Task input

■ ■ ■ ■ ■ ■ ■

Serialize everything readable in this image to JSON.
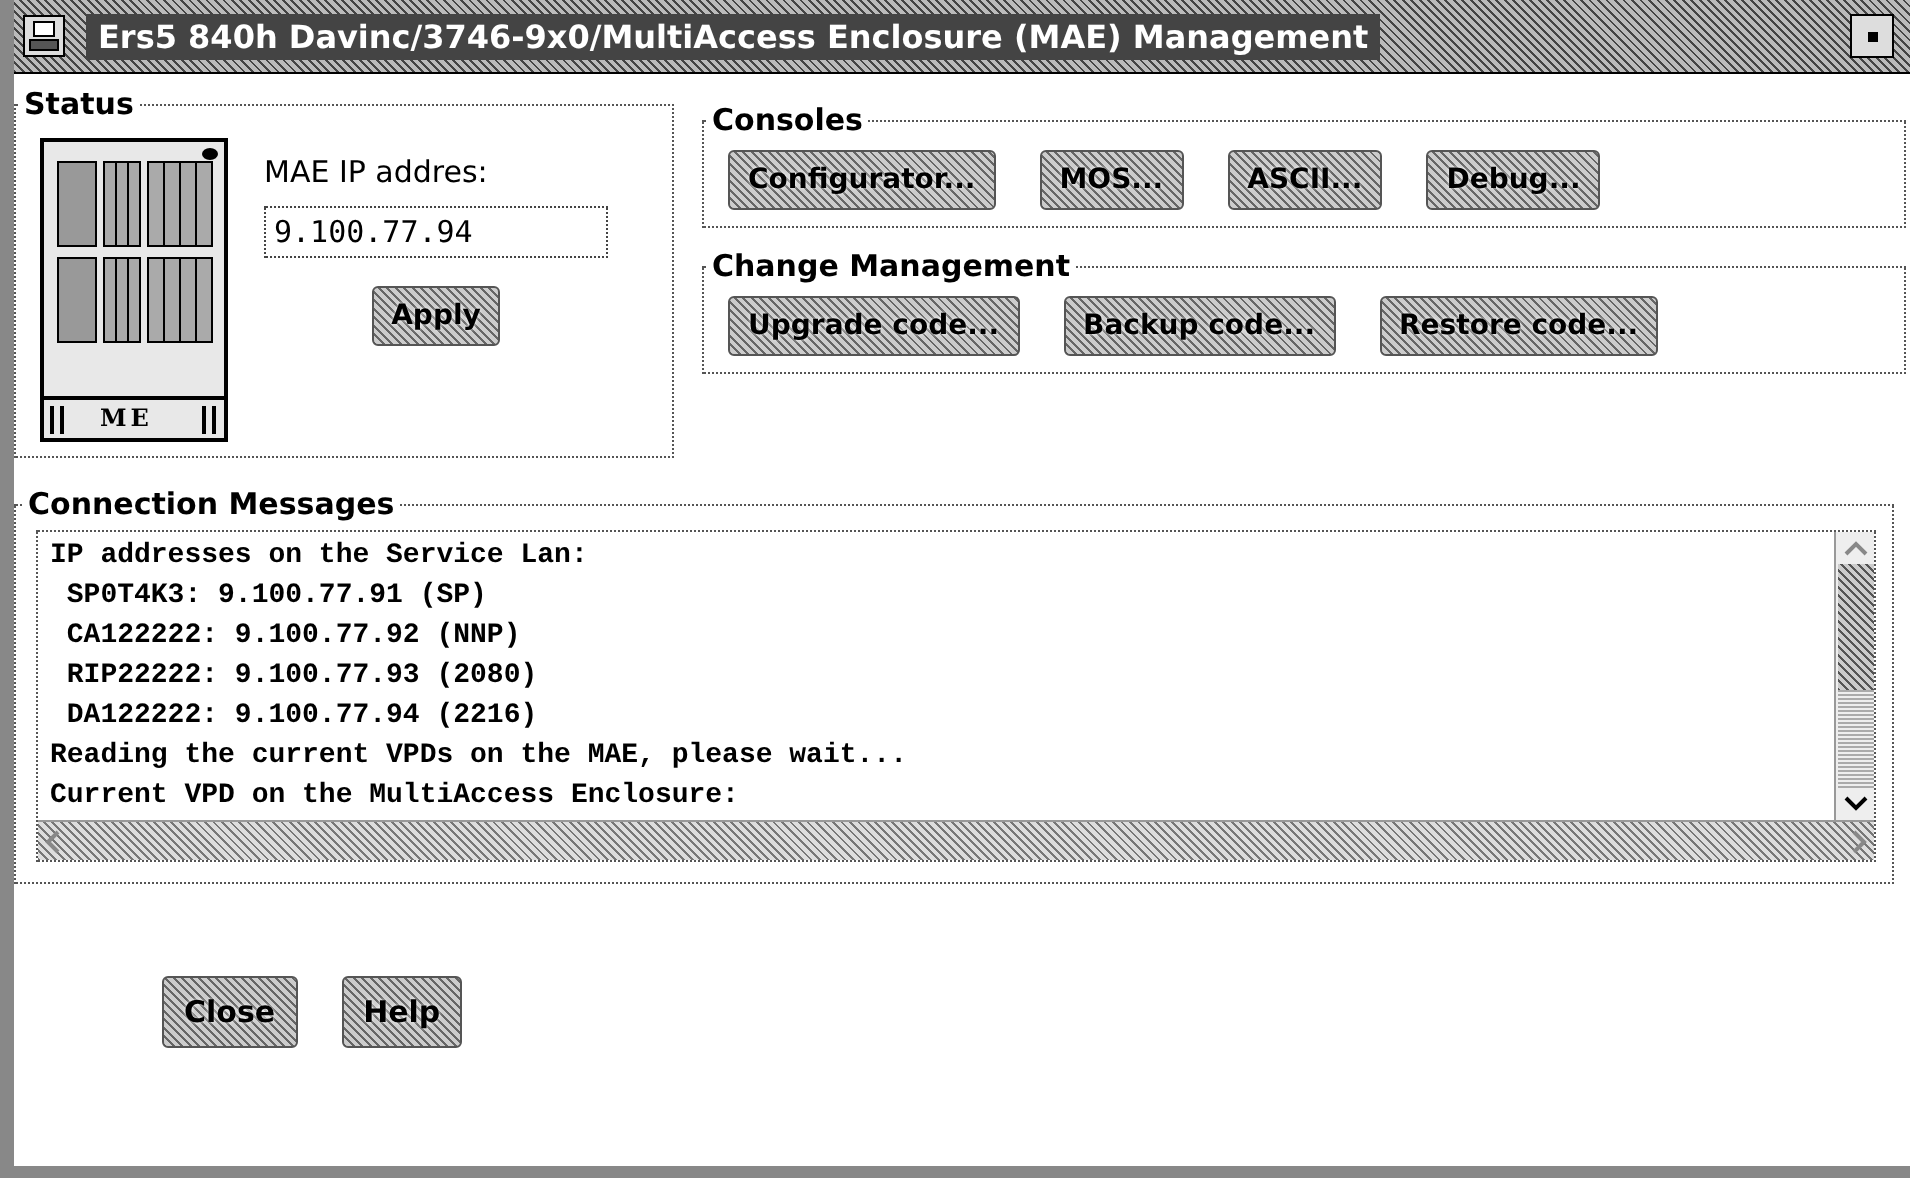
{
  "window": {
    "title": "Ers5 840h Davinc/3746-9x0/MultiAccess Enclosure (MAE) Management"
  },
  "status": {
    "title": "Status",
    "device_label": "ME",
    "ip_label": "MAE IP addres:",
    "ip_value": "9.100.77.94",
    "apply_button": "Apply"
  },
  "consoles": {
    "title": "Consoles",
    "buttons": [
      "Configurator...",
      "MOS...",
      "ASCII...",
      "Debug..."
    ]
  },
  "change_management": {
    "title": "Change Management",
    "buttons": [
      "Upgrade code...",
      "Backup code...",
      "Restore code..."
    ]
  },
  "connection_messages": {
    "title": "Connection Messages",
    "lines": [
      "IP addresses on the Service Lan:",
      " SP0T4K3: 9.100.77.91 (SP)",
      " CA122222: 9.100.77.92 (NNP)",
      " RIP22222: 9.100.77.93 (2080)",
      " DA122222: 9.100.77.94 (2216)",
      "Reading the current VPDs on the MAE, please wait...",
      "Current VPD on the MultiAccess Enclosure:"
    ]
  },
  "buttons": [
    "Close",
    "Help"
  ]
}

■ ■ ■ ■ ■ ■ ■

Written instruction
Any pictures should be dropped; transcribe the rest of the records above exactly.

Expected answer
Serialize everything readable in this image to JSON.
{
  "window": {
    "title": "Ers5 840h Davinc/3746-9x0/MultiAccess Enclosure (MAE) Management"
  },
  "status": {
    "title": "Status",
    "device_label": "ME",
    "ip_label": "MAE IP addres:",
    "ip_value": "9.100.77.94",
    "apply_button": "Apply"
  },
  "consoles": {
    "title": "Consoles",
    "buttons": [
      "Configurator...",
      "MOS...",
      "ASCII...",
      "Debug..."
    ]
  },
  "change_management": {
    "title": "Change Management",
    "buttons": [
      "Upgrade code...",
      "Backup code...",
      "Restore code..."
    ]
  },
  "connection_messages": {
    "title": "Connection Messages",
    "lines": [
      "IP addresses on the Service Lan:",
      " SP0T4K3: 9.100.77.91 (SP)",
      " CA122222: 9.100.77.92 (NNP)",
      " RIP22222: 9.100.77.93 (2080)",
      " DA122222: 9.100.77.94 (2216)",
      "Reading the current VPDs on the MAE, please wait...",
      "Current VPD on the MultiAccess Enclosure:"
    ]
  },
  "buttons": [
    "Close",
    "Help"
  ]
}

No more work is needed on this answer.